------ Data shown ------
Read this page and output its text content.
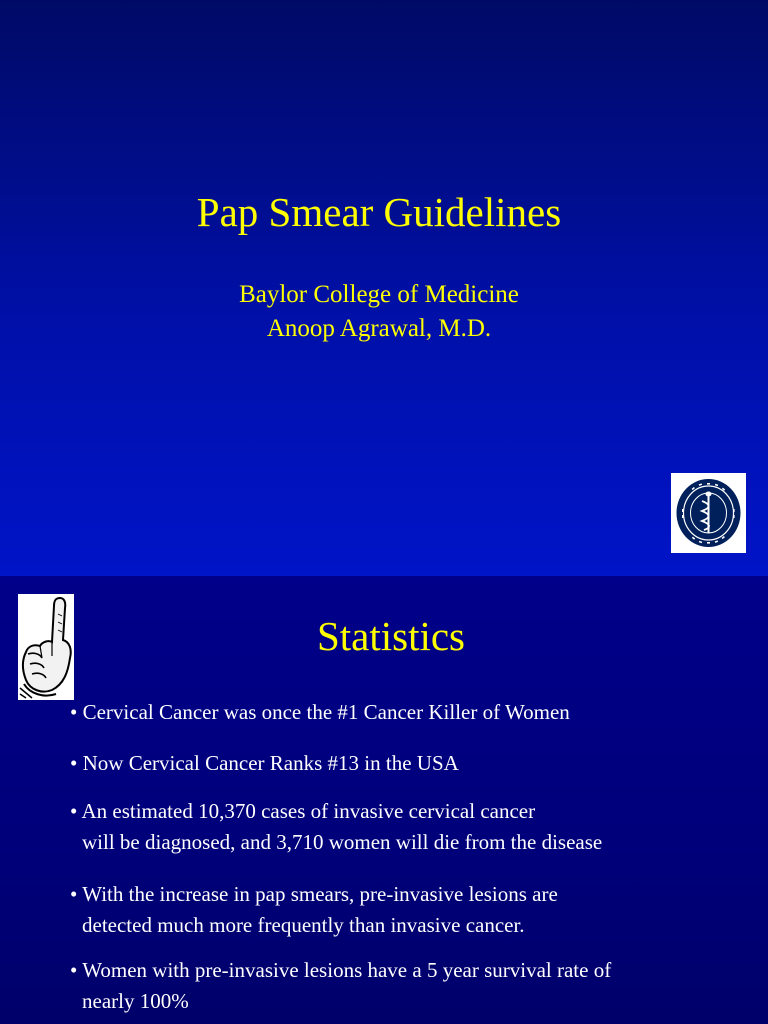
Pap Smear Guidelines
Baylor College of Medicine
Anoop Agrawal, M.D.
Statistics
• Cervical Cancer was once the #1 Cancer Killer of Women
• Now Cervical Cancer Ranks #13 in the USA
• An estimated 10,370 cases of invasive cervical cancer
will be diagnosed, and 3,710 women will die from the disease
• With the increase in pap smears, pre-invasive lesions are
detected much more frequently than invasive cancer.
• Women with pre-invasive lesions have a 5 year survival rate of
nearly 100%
------
------ Data shown ------
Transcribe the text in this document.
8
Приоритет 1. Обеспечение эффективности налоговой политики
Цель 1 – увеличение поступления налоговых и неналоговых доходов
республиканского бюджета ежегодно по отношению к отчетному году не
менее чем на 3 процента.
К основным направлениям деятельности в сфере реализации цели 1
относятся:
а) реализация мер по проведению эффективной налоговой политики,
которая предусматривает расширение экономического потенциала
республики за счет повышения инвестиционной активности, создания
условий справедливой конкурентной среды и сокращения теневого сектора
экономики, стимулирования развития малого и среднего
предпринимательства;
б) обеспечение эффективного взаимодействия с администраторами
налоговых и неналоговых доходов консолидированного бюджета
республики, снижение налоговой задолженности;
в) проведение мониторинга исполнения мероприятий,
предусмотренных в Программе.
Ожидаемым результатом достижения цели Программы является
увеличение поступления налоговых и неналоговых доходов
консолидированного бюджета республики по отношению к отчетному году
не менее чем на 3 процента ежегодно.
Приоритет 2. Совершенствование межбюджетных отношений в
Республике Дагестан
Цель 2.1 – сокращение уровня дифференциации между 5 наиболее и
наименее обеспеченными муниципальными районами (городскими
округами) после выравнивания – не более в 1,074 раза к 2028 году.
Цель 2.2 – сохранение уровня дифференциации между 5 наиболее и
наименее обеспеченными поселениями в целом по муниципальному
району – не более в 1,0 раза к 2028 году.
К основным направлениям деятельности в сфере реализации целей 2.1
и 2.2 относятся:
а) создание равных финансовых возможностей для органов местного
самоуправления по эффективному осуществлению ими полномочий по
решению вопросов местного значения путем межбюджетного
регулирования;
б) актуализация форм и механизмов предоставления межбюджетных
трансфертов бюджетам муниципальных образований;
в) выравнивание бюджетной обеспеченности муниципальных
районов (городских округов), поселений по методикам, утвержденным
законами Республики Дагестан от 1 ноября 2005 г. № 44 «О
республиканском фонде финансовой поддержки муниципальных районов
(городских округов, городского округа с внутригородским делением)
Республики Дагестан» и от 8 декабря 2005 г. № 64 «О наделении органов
------
> **Prompt**
Check each line of the records above for the string "раза", and report every line that has it.

> **Task output**
округами) после выравнивания – не более в 1,074 раза к 2028 году.
району – не более в 1,0 раза к 2028 году.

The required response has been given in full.